What to produce -
Print each of the rows below unchanged, character for character.

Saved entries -
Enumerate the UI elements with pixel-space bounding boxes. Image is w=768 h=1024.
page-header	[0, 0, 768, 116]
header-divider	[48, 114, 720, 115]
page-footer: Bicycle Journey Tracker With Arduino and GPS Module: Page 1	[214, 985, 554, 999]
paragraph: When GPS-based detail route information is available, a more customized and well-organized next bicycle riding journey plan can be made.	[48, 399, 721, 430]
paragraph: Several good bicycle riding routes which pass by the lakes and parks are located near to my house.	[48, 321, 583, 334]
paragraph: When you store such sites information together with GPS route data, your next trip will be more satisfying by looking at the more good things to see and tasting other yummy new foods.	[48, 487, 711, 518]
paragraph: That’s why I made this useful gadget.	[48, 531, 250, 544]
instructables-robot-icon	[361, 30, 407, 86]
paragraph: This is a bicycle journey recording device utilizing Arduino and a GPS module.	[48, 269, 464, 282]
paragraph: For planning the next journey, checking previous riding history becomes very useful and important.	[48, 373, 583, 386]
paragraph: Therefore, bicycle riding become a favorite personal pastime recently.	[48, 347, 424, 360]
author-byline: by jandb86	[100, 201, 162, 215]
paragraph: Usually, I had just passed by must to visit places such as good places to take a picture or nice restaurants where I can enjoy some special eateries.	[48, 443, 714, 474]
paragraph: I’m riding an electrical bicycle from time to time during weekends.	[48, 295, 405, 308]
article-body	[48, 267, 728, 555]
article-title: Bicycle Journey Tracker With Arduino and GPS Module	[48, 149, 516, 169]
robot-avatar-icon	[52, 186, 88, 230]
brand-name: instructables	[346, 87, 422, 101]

Response -
Enumerate the UI elements with pixel-space bounding boxes. Image is w=768 h=1024.
page-header	[0, 0, 768, 116]
header-divider	[48, 114, 720, 115]
page-footer: Bicycle Journey Tracker With Arduino and GPS Module: Page 1	[214, 985, 554, 999]
paragraph: When GPS-based detail route information is available, a more customized and well-organized next bicycle riding journey plan can be made.	[48, 399, 721, 430]
paragraph: Several good bicycle riding routes which pass by the lakes and parks are located near to my house.	[48, 321, 583, 334]
paragraph: When you store such sites information together with GPS route data, your next trip will be more satisfying by looking at the more good things to see and tasting other yummy new foods.	[48, 487, 711, 518]
paragraph: That’s why I made this useful gadget.	[48, 531, 250, 544]
instructables-robot-icon	[361, 30, 407, 86]
paragraph: This is a bicycle journey recording device utilizing Arduino and a GPS module.	[48, 269, 464, 282]
paragraph: For planning the next journey, checking previous riding history becomes very useful and important.	[48, 373, 583, 386]
paragraph: Therefore, bicycle riding become a favorite personal pastime recently.	[48, 347, 424, 360]
author-byline: by jandb86	[100, 201, 162, 215]
paragraph: Usually, I had just passed by must to visit places such as good places to take a picture or nice restaurants where I can enjoy some special eateries.	[48, 443, 714, 474]
paragraph: I’m riding an electrical bicycle from time to time during weekends.	[48, 295, 405, 308]
article-body	[48, 267, 728, 555]
article-title: Bicycle Journey Tracker With Arduino and GPS Module	[48, 149, 516, 169]
robot-avatar-icon	[52, 186, 88, 230]
brand-name: instructables	[346, 87, 422, 101]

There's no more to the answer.